## The task
Pick every line with "ICAM" from the material below.

## Provided information
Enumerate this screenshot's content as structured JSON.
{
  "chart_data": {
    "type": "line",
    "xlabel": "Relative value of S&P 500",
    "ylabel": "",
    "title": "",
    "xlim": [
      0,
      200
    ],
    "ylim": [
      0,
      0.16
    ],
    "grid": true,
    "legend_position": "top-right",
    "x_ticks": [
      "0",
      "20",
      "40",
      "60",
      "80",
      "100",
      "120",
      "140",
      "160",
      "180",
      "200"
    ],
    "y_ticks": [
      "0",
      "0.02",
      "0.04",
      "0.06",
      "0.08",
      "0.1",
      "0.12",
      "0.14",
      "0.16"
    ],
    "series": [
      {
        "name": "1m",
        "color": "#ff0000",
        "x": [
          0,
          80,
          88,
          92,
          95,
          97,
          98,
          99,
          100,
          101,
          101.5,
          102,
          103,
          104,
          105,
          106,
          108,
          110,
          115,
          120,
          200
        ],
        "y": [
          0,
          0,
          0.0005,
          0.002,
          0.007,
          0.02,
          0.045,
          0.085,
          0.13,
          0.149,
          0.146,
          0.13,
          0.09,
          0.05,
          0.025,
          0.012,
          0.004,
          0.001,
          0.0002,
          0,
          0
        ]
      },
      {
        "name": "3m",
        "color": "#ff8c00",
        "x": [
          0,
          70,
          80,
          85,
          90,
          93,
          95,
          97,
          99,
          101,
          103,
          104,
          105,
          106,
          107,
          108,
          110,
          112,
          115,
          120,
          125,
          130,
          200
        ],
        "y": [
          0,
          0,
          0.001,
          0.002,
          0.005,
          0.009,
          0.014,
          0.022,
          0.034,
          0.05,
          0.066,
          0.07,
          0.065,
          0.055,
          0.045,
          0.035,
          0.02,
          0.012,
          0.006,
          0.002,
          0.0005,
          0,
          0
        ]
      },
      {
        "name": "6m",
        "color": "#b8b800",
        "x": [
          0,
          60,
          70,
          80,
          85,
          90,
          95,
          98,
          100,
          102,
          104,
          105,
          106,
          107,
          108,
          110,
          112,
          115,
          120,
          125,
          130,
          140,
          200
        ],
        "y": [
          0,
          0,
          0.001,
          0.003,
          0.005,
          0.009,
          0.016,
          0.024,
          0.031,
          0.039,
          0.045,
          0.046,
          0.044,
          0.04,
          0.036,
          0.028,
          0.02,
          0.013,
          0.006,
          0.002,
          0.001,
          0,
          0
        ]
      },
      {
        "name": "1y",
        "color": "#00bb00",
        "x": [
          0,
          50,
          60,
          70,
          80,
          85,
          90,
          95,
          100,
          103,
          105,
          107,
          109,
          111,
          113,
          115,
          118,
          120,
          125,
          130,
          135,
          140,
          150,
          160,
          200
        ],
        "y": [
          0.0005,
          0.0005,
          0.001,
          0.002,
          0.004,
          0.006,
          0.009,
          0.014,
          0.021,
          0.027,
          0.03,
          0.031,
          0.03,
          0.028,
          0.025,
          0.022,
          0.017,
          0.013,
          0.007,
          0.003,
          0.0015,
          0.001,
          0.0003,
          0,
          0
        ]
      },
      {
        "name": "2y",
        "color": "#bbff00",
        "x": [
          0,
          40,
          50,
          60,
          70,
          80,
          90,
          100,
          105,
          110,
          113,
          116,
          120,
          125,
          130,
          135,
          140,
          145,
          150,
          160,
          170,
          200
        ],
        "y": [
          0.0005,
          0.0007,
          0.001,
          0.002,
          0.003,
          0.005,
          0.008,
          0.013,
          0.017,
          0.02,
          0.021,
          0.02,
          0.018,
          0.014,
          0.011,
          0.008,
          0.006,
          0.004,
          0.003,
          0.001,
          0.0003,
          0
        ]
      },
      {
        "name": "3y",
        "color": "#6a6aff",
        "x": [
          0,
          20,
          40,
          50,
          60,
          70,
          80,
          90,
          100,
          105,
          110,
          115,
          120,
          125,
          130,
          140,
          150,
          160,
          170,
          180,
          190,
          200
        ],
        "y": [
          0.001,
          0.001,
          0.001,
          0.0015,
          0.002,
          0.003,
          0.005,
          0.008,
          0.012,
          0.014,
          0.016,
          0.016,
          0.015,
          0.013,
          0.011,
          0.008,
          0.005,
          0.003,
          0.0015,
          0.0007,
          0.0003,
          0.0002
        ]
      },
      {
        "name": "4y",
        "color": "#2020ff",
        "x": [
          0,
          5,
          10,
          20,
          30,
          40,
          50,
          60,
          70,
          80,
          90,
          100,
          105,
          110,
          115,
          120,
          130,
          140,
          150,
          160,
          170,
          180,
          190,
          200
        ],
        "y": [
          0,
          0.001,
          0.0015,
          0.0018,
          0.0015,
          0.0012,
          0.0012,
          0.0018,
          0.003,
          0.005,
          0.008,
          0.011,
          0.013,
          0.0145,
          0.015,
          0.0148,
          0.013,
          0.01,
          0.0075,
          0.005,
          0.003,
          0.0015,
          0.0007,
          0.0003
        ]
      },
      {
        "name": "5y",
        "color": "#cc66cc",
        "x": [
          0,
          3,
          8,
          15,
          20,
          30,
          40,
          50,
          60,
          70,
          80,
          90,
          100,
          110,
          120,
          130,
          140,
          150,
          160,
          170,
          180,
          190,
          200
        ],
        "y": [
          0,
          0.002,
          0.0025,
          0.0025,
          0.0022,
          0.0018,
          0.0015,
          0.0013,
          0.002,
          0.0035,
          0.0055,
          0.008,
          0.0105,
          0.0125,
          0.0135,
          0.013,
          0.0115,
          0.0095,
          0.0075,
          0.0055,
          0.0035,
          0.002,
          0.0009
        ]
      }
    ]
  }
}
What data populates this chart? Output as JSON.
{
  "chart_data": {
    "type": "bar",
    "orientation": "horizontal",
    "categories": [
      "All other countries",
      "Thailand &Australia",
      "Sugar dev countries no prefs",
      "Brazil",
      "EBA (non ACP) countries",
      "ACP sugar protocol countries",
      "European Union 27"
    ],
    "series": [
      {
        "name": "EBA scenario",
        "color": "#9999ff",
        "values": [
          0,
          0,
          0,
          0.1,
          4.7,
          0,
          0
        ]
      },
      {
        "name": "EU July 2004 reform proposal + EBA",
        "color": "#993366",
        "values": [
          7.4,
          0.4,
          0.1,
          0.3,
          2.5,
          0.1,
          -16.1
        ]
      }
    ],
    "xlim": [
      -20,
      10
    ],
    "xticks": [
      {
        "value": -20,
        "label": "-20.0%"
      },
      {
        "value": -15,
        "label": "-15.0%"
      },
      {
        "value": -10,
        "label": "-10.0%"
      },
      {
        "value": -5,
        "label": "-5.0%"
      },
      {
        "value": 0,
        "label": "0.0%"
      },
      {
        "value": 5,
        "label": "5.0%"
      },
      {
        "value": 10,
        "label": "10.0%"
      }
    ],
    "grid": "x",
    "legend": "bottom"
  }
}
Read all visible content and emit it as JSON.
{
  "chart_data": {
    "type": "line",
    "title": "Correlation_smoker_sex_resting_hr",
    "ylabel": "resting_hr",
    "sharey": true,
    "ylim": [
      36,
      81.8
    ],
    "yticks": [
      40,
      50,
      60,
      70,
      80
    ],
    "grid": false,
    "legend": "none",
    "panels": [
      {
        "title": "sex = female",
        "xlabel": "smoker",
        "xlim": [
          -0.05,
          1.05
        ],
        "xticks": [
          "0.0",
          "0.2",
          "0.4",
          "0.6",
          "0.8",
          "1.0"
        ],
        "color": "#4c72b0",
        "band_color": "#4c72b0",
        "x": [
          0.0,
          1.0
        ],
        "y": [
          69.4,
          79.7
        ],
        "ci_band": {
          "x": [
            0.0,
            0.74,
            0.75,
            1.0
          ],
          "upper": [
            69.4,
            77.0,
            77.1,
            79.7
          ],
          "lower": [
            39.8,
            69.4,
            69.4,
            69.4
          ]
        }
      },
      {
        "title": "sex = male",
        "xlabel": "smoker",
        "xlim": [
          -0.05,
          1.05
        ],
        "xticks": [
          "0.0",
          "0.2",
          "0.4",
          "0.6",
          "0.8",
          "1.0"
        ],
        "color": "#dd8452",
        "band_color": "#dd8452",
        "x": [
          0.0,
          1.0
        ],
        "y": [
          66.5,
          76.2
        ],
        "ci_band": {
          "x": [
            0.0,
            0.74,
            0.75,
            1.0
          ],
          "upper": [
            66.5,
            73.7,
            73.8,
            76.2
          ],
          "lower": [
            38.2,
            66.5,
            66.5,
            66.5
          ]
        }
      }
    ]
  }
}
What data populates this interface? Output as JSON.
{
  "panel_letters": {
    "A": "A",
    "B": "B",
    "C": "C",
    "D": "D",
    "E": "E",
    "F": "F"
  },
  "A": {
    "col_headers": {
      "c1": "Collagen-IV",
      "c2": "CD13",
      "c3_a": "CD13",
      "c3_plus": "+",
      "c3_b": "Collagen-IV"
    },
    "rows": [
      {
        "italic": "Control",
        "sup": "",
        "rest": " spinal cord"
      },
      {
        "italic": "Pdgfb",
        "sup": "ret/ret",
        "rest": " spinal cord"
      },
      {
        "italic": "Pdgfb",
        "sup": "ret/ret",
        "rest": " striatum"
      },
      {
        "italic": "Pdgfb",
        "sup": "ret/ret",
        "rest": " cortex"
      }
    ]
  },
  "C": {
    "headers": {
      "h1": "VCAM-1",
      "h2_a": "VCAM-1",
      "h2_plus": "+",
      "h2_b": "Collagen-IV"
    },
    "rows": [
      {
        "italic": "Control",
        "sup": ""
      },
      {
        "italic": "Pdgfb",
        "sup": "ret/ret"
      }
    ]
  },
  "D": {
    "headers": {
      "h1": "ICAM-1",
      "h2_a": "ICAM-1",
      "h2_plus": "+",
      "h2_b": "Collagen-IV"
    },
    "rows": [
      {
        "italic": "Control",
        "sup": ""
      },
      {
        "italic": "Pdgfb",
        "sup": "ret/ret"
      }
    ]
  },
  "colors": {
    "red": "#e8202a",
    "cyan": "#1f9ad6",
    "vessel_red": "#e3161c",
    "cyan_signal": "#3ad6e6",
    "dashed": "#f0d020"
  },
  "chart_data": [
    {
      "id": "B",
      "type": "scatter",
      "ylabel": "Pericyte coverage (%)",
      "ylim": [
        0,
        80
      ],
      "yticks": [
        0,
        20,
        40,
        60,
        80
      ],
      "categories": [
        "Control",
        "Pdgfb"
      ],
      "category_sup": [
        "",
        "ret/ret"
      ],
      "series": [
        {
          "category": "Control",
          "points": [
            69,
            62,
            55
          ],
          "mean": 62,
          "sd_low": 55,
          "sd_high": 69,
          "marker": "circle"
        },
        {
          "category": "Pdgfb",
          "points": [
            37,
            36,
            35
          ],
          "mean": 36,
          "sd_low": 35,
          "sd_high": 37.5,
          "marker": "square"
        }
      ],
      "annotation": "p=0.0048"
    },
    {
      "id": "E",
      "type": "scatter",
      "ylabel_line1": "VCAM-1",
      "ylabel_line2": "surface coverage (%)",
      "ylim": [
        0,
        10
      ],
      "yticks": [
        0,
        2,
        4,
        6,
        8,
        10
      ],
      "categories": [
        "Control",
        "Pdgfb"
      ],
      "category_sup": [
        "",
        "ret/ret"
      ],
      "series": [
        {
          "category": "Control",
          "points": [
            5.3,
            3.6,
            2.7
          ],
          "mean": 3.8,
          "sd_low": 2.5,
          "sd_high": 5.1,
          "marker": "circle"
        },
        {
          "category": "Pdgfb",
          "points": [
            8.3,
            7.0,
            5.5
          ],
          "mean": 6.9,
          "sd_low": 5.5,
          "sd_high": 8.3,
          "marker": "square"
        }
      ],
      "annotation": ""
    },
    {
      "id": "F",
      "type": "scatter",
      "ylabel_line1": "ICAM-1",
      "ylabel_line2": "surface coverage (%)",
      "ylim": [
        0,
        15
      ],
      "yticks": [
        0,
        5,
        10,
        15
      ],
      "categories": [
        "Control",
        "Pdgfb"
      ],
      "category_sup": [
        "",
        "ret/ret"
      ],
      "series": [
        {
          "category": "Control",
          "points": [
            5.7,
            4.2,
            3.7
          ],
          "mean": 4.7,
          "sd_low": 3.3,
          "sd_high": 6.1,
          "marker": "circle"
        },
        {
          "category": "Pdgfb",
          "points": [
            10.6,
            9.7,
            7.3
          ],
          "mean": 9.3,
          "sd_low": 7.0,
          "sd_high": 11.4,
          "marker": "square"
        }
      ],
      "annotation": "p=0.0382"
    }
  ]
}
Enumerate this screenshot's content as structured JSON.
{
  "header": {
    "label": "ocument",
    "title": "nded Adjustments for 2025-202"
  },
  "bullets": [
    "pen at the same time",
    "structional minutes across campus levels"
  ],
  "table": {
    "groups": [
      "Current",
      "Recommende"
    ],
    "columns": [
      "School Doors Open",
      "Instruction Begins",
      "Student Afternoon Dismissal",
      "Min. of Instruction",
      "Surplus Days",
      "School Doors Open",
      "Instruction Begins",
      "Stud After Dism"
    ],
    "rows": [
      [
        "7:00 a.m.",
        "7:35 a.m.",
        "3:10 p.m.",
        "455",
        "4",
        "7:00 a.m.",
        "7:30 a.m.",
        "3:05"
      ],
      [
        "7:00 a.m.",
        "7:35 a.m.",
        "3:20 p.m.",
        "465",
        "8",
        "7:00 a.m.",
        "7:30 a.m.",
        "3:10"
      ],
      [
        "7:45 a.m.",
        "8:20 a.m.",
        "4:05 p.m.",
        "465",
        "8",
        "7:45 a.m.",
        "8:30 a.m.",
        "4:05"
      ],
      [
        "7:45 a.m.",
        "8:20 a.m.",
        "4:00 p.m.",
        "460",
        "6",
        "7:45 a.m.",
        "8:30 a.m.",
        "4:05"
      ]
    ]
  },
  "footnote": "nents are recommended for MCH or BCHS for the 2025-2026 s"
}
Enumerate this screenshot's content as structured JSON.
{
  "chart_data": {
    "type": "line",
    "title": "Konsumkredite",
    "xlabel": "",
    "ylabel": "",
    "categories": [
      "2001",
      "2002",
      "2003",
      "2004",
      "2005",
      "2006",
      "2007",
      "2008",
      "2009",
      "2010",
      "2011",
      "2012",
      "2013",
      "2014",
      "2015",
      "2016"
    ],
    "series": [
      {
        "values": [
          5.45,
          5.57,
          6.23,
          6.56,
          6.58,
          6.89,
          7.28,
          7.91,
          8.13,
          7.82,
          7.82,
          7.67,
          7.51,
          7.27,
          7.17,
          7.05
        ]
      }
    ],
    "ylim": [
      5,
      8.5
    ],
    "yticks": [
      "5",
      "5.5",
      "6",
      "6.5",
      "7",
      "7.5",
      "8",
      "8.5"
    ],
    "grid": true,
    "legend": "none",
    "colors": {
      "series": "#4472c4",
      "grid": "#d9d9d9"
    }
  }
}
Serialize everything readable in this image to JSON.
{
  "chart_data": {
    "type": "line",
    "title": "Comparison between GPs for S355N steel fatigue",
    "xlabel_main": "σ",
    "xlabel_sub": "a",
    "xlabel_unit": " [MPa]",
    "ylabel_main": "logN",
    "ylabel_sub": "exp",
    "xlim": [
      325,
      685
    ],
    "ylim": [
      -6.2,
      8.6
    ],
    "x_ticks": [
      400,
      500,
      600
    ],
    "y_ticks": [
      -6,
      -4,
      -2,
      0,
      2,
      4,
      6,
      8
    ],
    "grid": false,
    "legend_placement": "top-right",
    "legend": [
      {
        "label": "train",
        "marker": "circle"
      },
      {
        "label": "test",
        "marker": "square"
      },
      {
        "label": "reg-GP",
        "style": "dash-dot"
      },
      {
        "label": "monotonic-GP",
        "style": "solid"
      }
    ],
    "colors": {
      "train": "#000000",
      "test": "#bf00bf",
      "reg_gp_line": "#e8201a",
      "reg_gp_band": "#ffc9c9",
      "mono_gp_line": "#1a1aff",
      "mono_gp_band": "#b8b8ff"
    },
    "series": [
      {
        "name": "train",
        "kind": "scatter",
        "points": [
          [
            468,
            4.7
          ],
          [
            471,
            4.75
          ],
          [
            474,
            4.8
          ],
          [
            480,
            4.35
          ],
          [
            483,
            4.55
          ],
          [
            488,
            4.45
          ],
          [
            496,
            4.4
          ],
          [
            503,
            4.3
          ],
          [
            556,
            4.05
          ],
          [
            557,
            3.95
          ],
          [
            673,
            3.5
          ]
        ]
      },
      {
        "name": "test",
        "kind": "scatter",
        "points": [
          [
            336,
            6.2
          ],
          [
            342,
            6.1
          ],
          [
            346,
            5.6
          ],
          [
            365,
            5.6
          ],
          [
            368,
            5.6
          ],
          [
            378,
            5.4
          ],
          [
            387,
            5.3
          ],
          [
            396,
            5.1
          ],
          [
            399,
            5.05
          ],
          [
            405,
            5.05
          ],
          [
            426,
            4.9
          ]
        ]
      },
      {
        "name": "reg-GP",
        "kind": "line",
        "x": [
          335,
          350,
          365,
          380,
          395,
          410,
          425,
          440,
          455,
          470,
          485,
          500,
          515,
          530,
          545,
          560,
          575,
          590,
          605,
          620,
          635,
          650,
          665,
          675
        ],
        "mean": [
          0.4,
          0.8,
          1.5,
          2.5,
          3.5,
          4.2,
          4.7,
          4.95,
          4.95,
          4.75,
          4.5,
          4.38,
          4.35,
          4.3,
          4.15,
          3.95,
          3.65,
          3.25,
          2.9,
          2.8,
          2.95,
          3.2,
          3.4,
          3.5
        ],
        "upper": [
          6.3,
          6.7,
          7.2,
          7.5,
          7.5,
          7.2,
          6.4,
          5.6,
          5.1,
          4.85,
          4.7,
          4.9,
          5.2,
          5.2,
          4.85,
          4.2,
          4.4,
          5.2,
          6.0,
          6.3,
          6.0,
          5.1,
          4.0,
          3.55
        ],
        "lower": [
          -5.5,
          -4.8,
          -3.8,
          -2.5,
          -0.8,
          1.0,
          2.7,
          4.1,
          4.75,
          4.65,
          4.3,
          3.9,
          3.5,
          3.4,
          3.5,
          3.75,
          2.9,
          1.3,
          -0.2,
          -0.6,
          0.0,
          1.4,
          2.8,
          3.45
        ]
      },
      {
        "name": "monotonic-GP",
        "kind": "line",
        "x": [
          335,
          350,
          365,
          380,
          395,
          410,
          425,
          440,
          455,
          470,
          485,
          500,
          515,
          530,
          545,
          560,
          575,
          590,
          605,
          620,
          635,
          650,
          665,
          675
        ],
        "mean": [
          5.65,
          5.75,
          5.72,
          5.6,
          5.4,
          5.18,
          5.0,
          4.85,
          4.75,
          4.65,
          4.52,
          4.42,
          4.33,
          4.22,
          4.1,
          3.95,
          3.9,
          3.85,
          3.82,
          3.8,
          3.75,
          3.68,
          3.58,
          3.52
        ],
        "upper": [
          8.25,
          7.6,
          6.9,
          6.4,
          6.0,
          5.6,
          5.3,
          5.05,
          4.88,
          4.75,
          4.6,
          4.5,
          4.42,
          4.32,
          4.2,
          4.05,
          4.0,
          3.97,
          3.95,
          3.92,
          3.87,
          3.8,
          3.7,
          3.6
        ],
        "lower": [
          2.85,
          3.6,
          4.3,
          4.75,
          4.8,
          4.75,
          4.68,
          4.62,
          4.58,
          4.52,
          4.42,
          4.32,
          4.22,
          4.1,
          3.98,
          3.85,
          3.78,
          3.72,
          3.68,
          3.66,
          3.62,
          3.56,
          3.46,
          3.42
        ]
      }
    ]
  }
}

## Answer
      "h1": "ICAM-1",
      "h2_a": "ICAM-1",
      "ylabel_line1": "ICAM-1",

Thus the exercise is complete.